- **Exercise materials**:

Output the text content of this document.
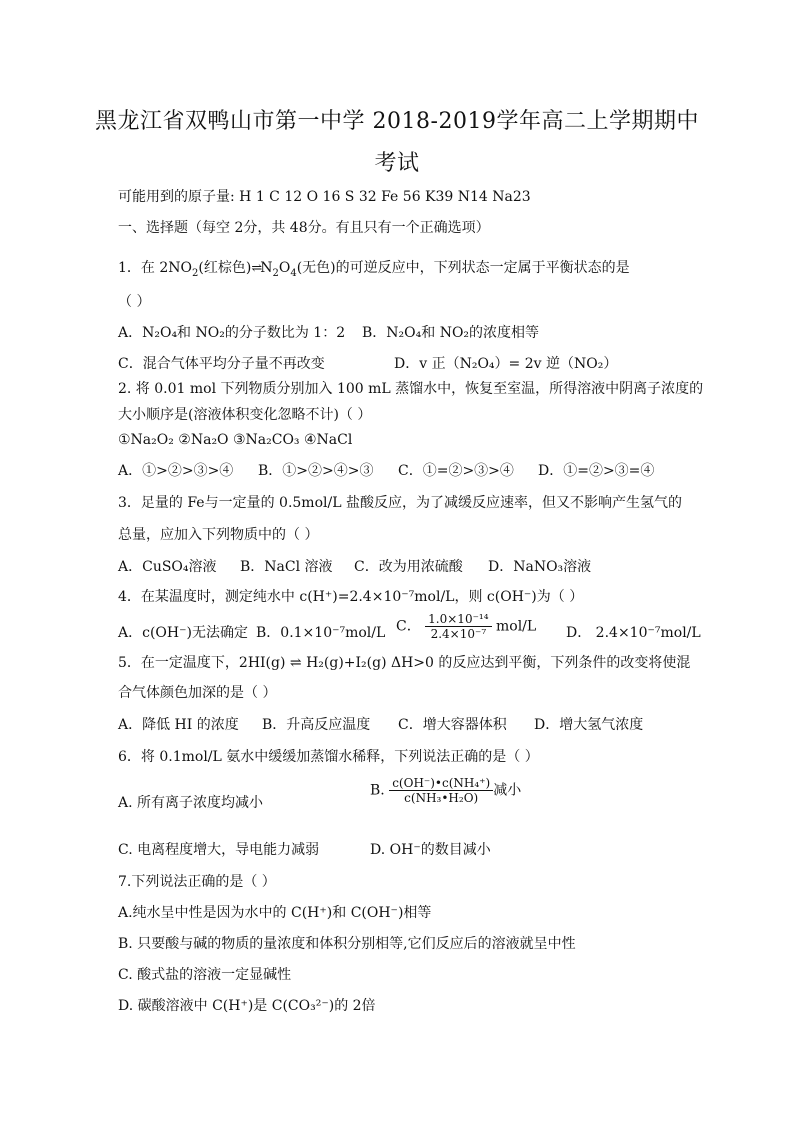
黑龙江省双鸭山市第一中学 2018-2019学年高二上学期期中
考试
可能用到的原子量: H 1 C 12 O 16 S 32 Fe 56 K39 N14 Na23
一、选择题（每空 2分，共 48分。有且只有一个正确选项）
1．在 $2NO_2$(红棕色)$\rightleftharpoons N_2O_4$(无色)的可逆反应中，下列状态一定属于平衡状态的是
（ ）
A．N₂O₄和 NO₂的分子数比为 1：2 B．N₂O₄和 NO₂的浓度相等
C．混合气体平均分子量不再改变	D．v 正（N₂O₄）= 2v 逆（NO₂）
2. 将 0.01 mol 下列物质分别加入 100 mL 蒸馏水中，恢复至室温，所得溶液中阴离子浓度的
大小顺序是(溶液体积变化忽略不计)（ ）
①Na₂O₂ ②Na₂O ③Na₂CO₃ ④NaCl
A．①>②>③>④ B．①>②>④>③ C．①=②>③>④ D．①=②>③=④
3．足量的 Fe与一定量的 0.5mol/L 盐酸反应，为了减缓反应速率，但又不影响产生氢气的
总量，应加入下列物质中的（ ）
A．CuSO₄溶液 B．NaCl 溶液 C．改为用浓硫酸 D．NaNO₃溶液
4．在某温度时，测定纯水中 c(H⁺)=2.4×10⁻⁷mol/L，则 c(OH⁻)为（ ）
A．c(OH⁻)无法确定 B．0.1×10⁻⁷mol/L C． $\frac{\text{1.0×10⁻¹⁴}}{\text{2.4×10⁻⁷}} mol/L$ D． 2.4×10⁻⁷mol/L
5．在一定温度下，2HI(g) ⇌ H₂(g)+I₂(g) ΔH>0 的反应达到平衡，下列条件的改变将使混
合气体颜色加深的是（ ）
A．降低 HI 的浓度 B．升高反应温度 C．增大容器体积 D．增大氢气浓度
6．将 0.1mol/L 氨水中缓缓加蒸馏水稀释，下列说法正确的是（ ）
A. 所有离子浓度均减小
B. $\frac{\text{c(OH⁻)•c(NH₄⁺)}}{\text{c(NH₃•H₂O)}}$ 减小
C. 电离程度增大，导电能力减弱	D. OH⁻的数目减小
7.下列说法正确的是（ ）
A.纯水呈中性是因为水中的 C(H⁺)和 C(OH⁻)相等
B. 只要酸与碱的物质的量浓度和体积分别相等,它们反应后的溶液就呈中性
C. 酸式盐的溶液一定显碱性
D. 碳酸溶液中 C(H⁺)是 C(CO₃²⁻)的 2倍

- **Set exercise**: Reproduce the data word for word, excluding its pictures.

- **Correct output**:
Output the text content of this document.
黑龙江省双鸭山市第一中学 2018-2019学年高二上学期期中
考试
可能用到的原子量: H 1 C 12 O 16 S 32 Fe 56 K39 N14 Na23
一、选择题（每空 2分，共 48分。有且只有一个正确选项）
1．在 $2NO_2$(红棕色)$\rightleftharpoons N_2O_4$(无色)的可逆反应中，下列状态一定属于平衡状态的是
（ ）
A．N₂O₄和 NO₂的分子数比为 1：2 B．N₂O₄和 NO₂的浓度相等
C．混合气体平均分子量不再改变	D．v 正（N₂O₄）= 2v 逆（NO₂）
2. 将 0.01 mol 下列物质分别加入 100 mL 蒸馏水中，恢复至室温，所得溶液中阴离子浓度的
大小顺序是(溶液体积变化忽略不计)（ ）
①Na₂O₂ ②Na₂O ③Na₂CO₃ ④NaCl
A．①>②>③>④ B．①>②>④>③ C．①=②>③>④ D．①=②>③=④
3．足量的 Fe与一定量的 0.5mol/L 盐酸反应，为了减缓反应速率，但又不影响产生氢气的
总量，应加入下列物质中的（ ）
A．CuSO₄溶液 B．NaCl 溶液 C．改为用浓硫酸 D．NaNO₃溶液
4．在某温度时，测定纯水中 c(H⁺)=2.4×10⁻⁷mol/L，则 c(OH⁻)为（ ）
A．c(OH⁻)无法确定 B．0.1×10⁻⁷mol/L C． $\frac{\text{1.0×10⁻¹⁴}}{\text{2.4×10⁻⁷}} mol/L$ D． 2.4×10⁻⁷mol/L
5．在一定温度下，2HI(g) ⇌ H₂(g)+I₂(g) ΔH>0 的反应达到平衡，下列条件的改变将使混
合气体颜色加深的是（ ）
A．降低 HI 的浓度 B．升高反应温度 C．增大容器体积 D．增大氢气浓度
6．将 0.1mol/L 氨水中缓缓加蒸馏水稀释，下列说法正确的是（ ）
A. 所有离子浓度均减小
B. $\frac{\text{c(OH⁻)•c(NH₄⁺)}}{\text{c(NH₃•H₂O)}}$ 减小
C. 电离程度增大，导电能力减弱	D. OH⁻的数目减小
7.下列说法正确的是（ ）
A.纯水呈中性是因为水中的 C(H⁺)和 C(OH⁻)相等
B. 只要酸与碱的物质的量浓度和体积分别相等,它们反应后的溶液就呈中性
C. 酸式盐的溶液一定显碱性
D. 碳酸溶液中 C(H⁺)是 C(CO₃²⁻)的 2倍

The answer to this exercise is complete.